CHALLENGE
Look through the listing for the word "agehi". Copy each line that has it.
▼
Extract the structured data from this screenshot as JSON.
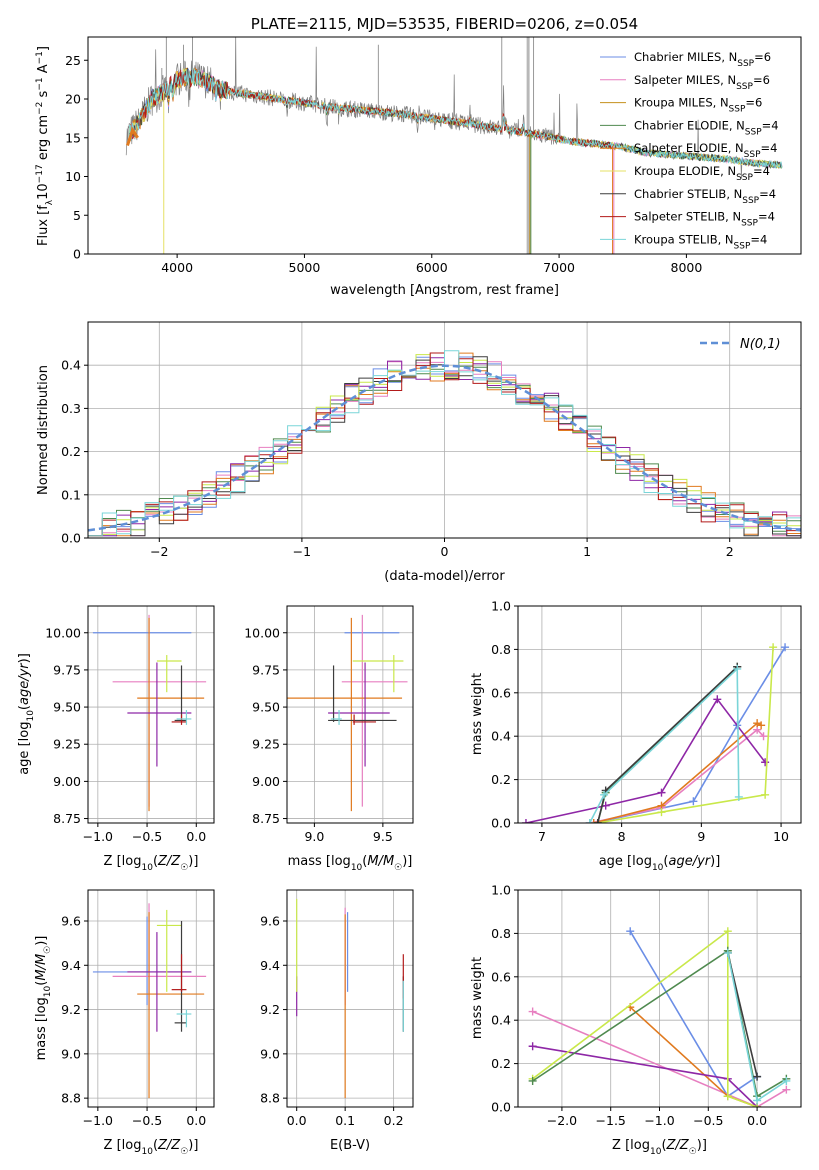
{
  "colors": {
    "blue": "#6b8ee6",
    "pink": "#e77fc0",
    "orange": "#e07a1f",
    "green": "#4f8a4f",
    "purple": "#8e27a6",
    "lime": "#c9e84a",
    "dark": "#3d3d3d",
    "red": "#b21a1a",
    "cyan": "#7ad5d8",
    "grid": "#b0b0b0",
    "spectrum": "#7f7f7f"
  },
  "chart_data": [
    {
      "type": "line",
      "title": "PLATE=2115, MJD=53535, FIBERID=0206, z=0.054",
      "xlabel": "wavelength [Angstrom, rest frame]",
      "ylabel": "Flux [fλ10⁻¹⁷ erg cm⁻² s⁻¹ A⁻¹]",
      "xlim": [
        3300,
        8900
      ],
      "ylim": [
        0,
        28
      ],
      "xticks": [
        4000,
        5000,
        6000,
        7000,
        8000
      ],
      "yticks": [
        0,
        5,
        10,
        15,
        20,
        25
      ],
      "grid": false,
      "legend_position": "upper-right",
      "legend": [
        {
          "label": "Chabrier MILES, NSSP=6",
          "color": "#6b8ee6"
        },
        {
          "label": "Salpeter MILES, NSSP=6",
          "color": "#e77fc0"
        },
        {
          "label": "Kroupa MILES, NSSP=6",
          "color": "#c4901c"
        },
        {
          "label": "Chabrier ELODIE, NSSP=4",
          "color": "#4f8a4f"
        },
        {
          "label": "Salpeter ELODIE, NSSP=4",
          "color": "#e07a1f"
        },
        {
          "label": "Kroupa ELODIE, NSSP=4",
          "color": "#e6e065"
        },
        {
          "label": "Chabrier STELIB, NSSP=4",
          "color": "#3d3d3d"
        },
        {
          "label": "Salpeter STELIB, NSSP=4",
          "color": "#b21a1a"
        },
        {
          "label": "Kroupa STELIB, NSSP=4",
          "color": "#7ad5d8"
        }
      ],
      "continuum": [
        [
          3600,
          15
        ],
        [
          3700,
          17
        ],
        [
          3800,
          20
        ],
        [
          3900,
          21
        ],
        [
          4000,
          22.5
        ],
        [
          4100,
          23
        ],
        [
          4200,
          22.5
        ],
        [
          4400,
          21
        ],
        [
          4600,
          20.5
        ],
        [
          4800,
          20
        ],
        [
          5000,
          19.5
        ],
        [
          5200,
          19
        ],
        [
          5500,
          18.5
        ],
        [
          5800,
          18
        ],
        [
          6000,
          17.5
        ],
        [
          6300,
          16.8
        ],
        [
          6600,
          16
        ],
        [
          6900,
          15.2
        ],
        [
          7100,
          14.5
        ],
        [
          7300,
          14.2
        ],
        [
          7500,
          13.8
        ],
        [
          7700,
          13
        ],
        [
          7900,
          12.8
        ],
        [
          8100,
          12.5
        ],
        [
          8300,
          12.3
        ],
        [
          8500,
          11.8
        ],
        [
          8700,
          11.5
        ]
      ]
    },
    {
      "type": "line",
      "xlabel": "(data-model)/error",
      "ylabel": "Normed distribution",
      "xlim": [
        -2.5,
        2.5
      ],
      "ylim": [
        0,
        0.5
      ],
      "xticks": [
        -2,
        -1,
        0,
        1,
        2
      ],
      "yticks": [
        0,
        0.1,
        0.2,
        0.3,
        0.4
      ],
      "grid": true,
      "legend_position": "upper-right",
      "legend": [
        {
          "label": "N(0,1)",
          "color": "#5f8fd6"
        }
      ],
      "hist_edges_start": -2.5,
      "hist_bin_width": 0.1
    },
    {
      "type": "scatter",
      "xlabel": "Z [log₁₀(Z/Z☉)]",
      "ylabel": "age  [log₁₀(age/yr)]",
      "xlim": [
        -1.1,
        0.18
      ],
      "ylim": [
        8.72,
        10.18
      ],
      "xticks": [
        -1.0,
        -0.5,
        0.0
      ],
      "yticks": [
        8.75,
        9.0,
        9.25,
        9.5,
        9.75,
        10.0
      ],
      "grid": true
    },
    {
      "type": "scatter",
      "xlabel": "mass [log₁₀(M/M☉)]",
      "xlim": [
        8.8,
        9.72
      ],
      "ylim": [
        8.72,
        10.18
      ],
      "xticks": [
        9.0,
        9.5
      ],
      "yticks": [
        8.75,
        9.0,
        9.25,
        9.5,
        9.75,
        10.0
      ],
      "grid": true
    },
    {
      "type": "line",
      "xlabel": "age  [log₁₀(age/yr)]",
      "ylabel": "mass weight",
      "xlim": [
        6.7,
        10.25
      ],
      "ylim": [
        0,
        1.0
      ],
      "xticks": [
        7,
        8,
        9,
        10
      ],
      "yticks": [
        0,
        0.2,
        0.4,
        0.6,
        0.8,
        1.0
      ],
      "grid": true
    },
    {
      "type": "scatter",
      "xlabel": "Z [log₁₀(Z/Z☉)]",
      "ylabel": "mass [log₁₀(M/M☉)]",
      "xlim": [
        -1.1,
        0.18
      ],
      "ylim": [
        8.76,
        9.74
      ],
      "xticks": [
        -1.0,
        -0.5,
        0.0
      ],
      "yticks": [
        8.8,
        9.0,
        9.2,
        9.4,
        9.6
      ],
      "grid": true
    },
    {
      "type": "scatter",
      "xlabel": "E(B-V)",
      "xlim": [
        -0.02,
        0.24
      ],
      "ylim": [
        8.76,
        9.74
      ],
      "xticks": [
        0.0,
        0.1,
        0.2
      ],
      "yticks": [
        8.8,
        9.0,
        9.2,
        9.4,
        9.6
      ],
      "grid": true
    },
    {
      "type": "line",
      "xlabel": "Z [log₁₀(Z/Z☉)]",
      "ylabel": "mass weight",
      "xlim": [
        -2.45,
        0.45
      ],
      "ylim": [
        0,
        1.0
      ],
      "xticks": [
        -2.0,
        -1.5,
        -1.0,
        -0.5,
        0.0
      ],
      "yticks": [
        0,
        0.2,
        0.4,
        0.6,
        0.8,
        1.0
      ],
      "grid": true
    }
  ],
  "model_fits": [
    {
      "color": "#6b8ee6",
      "Z": -0.5,
      "Zlo": -1.05,
      "Zhi": -0.05,
      "age": 10.0,
      "agelo": 10.0,
      "agehi": 10.0,
      "mass": 9.37,
      "masslo": 9.22,
      "masshi": 9.62,
      "ebv": 0.105,
      "ebvlo": 9.28,
      "ebvhi": 9.64
    },
    {
      "color": "#e77fc0",
      "Z": -0.48,
      "Zlo": -0.85,
      "Zhi": 0.1,
      "age": 9.67,
      "agelo": 8.83,
      "agehi": 10.12,
      "mass": 9.35,
      "masslo": 9.2,
      "masshi": 9.68,
      "ebv": 0.1,
      "ebvlo": 9.22,
      "ebvhi": 9.66
    },
    {
      "color": "#e07a1f",
      "Z": -0.48,
      "Zlo": -0.6,
      "Zhi": 0.08,
      "age": 9.56,
      "agelo": 8.8,
      "agehi": 10.1,
      "mass": 9.27,
      "masslo": 8.8,
      "masshi": 9.64,
      "ebv": 0.1,
      "ebvlo": 8.8,
      "ebvhi": 9.63
    },
    {
      "color": "#8e27a6",
      "Z": -0.4,
      "Zlo": -0.7,
      "Zhi": -0.05,
      "age": 9.46,
      "agelo": 9.1,
      "agehi": 9.8,
      "mass": 9.37,
      "masslo": 9.1,
      "masshi": 9.55,
      "ebv": 0.0,
      "ebvlo": 9.17,
      "ebvhi": 9.35
    },
    {
      "color": "#c9e84a",
      "Z": -0.3,
      "Zlo": -0.4,
      "Zhi": -0.15,
      "age": 9.81,
      "agelo": 9.6,
      "agehi": 9.85,
      "mass": 9.58,
      "masslo": 9.28,
      "masshi": 9.65,
      "ebv": 0.0,
      "ebvlo": 9.28,
      "ebvhi": 9.7
    },
    {
      "color": "#3d3d3d",
      "Z": -0.15,
      "Zlo": -0.22,
      "Zhi": -0.1,
      "age": 9.41,
      "agelo": 9.4,
      "agehi": 9.78,
      "mass": 9.14,
      "masslo": 9.1,
      "masshi": 9.6,
      "ebv": 0.22,
      "ebvlo": 9.1,
      "ebvhi": 9.35
    },
    {
      "color": "#b21a1a",
      "Z": -0.15,
      "Zlo": -0.25,
      "Zhi": -0.1,
      "age": 9.4,
      "agelo": 9.38,
      "agehi": 9.45,
      "mass": 9.29,
      "masslo": 9.28,
      "masshi": 9.45,
      "ebv": 0.22,
      "ebvlo": 9.25,
      "ebvhi": 9.45
    },
    {
      "color": "#7ad5d8",
      "Z": -0.1,
      "Zlo": -0.2,
      "Zhi": -0.05,
      "age": 9.42,
      "agelo": 9.38,
      "agehi": 9.48,
      "mass": 9.18,
      "masslo": 9.12,
      "masshi": 9.2,
      "ebv": 0.22,
      "ebvlo": 9.1,
      "ebvhi": 9.33
    }
  ],
  "age_weights": [
    {
      "color": "#6b8ee6",
      "points": [
        [
          7.65,
          0.0
        ],
        [
          8.9,
          0.1
        ],
        [
          9.45,
          0.45
        ],
        [
          10.05,
          0.81
        ]
      ]
    },
    {
      "color": "#e77fc0",
      "points": [
        [
          7.6,
          0.0
        ],
        [
          8.5,
          0.07
        ],
        [
          9.7,
          0.43
        ],
        [
          9.78,
          0.4
        ]
      ]
    },
    {
      "color": "#e07a1f",
      "points": [
        [
          7.65,
          0.0
        ],
        [
          8.5,
          0.08
        ],
        [
          9.7,
          0.46
        ],
        [
          9.75,
          0.45
        ]
      ]
    },
    {
      "color": "#8e27a6",
      "points": [
        [
          6.8,
          0.0
        ],
        [
          7.8,
          0.08
        ],
        [
          8.5,
          0.14
        ],
        [
          9.2,
          0.57
        ],
        [
          9.8,
          0.28
        ]
      ]
    },
    {
      "color": "#c9e84a",
      "points": [
        [
          7.7,
          0.0
        ],
        [
          8.5,
          0.05
        ],
        [
          9.8,
          0.13
        ],
        [
          9.9,
          0.81
        ]
      ]
    },
    {
      "color": "#4f8a4f",
      "points": [
        [
          7.7,
          0.0
        ],
        [
          7.8,
          0.14
        ],
        [
          9.45,
          0.72
        ]
      ]
    },
    {
      "color": "#3d3d3d",
      "points": [
        [
          7.7,
          0.0
        ],
        [
          7.8,
          0.15
        ],
        [
          9.45,
          0.72
        ]
      ]
    },
    {
      "color": "#7ad5d8",
      "points": [
        [
          7.6,
          0.0
        ],
        [
          7.78,
          0.13
        ],
        [
          9.45,
          0.71
        ],
        [
          9.47,
          0.12
        ]
      ]
    }
  ],
  "z_weights": [
    {
      "color": "#6b8ee6",
      "points": [
        [
          -1.3,
          0.81
        ],
        [
          -0.3,
          0.05
        ],
        [
          0.0,
          0.14
        ]
      ]
    },
    {
      "color": "#e77fc0",
      "points": [
        [
          -2.3,
          0.44
        ],
        [
          0.0,
          0.0
        ],
        [
          0.3,
          0.08
        ]
      ]
    },
    {
      "color": "#e07a1f",
      "points": [
        [
          -1.3,
          0.46
        ],
        [
          -0.3,
          0.05
        ],
        [
          0.0,
          0.0
        ]
      ]
    },
    {
      "color": "#8e27a6",
      "points": [
        [
          -2.3,
          0.28
        ],
        [
          -0.3,
          0.13
        ],
        [
          0.0,
          0.0
        ]
      ]
    },
    {
      "color": "#c9e84a",
      "points": [
        [
          -2.3,
          0.13
        ],
        [
          -0.3,
          0.81
        ],
        [
          -0.3,
          0.05
        ],
        [
          0.0,
          0.0
        ]
      ]
    },
    {
      "color": "#4f8a4f",
      "points": [
        [
          -2.3,
          0.12
        ],
        [
          -0.3,
          0.72
        ],
        [
          0.0,
          0.05
        ],
        [
          0.3,
          0.13
        ]
      ]
    },
    {
      "color": "#3d3d3d",
      "points": [
        [
          -0.3,
          0.71
        ],
        [
          0.0,
          0.14
        ]
      ]
    },
    {
      "color": "#7ad5d8",
      "points": [
        [
          -0.3,
          0.71
        ],
        [
          0.0,
          0.03
        ],
        [
          0.3,
          0.12
        ]
      ]
    }
  ]
}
▲
FINAL RESULT
      "agehi": 10.0,
      "agehi": 10.12,
      "agehi": 10.1,
      "agehi": 9.8,
      "agehi": 9.85,
      "agehi": 9.78,
      "agehi": 9.45,
      "agehi": 9.48,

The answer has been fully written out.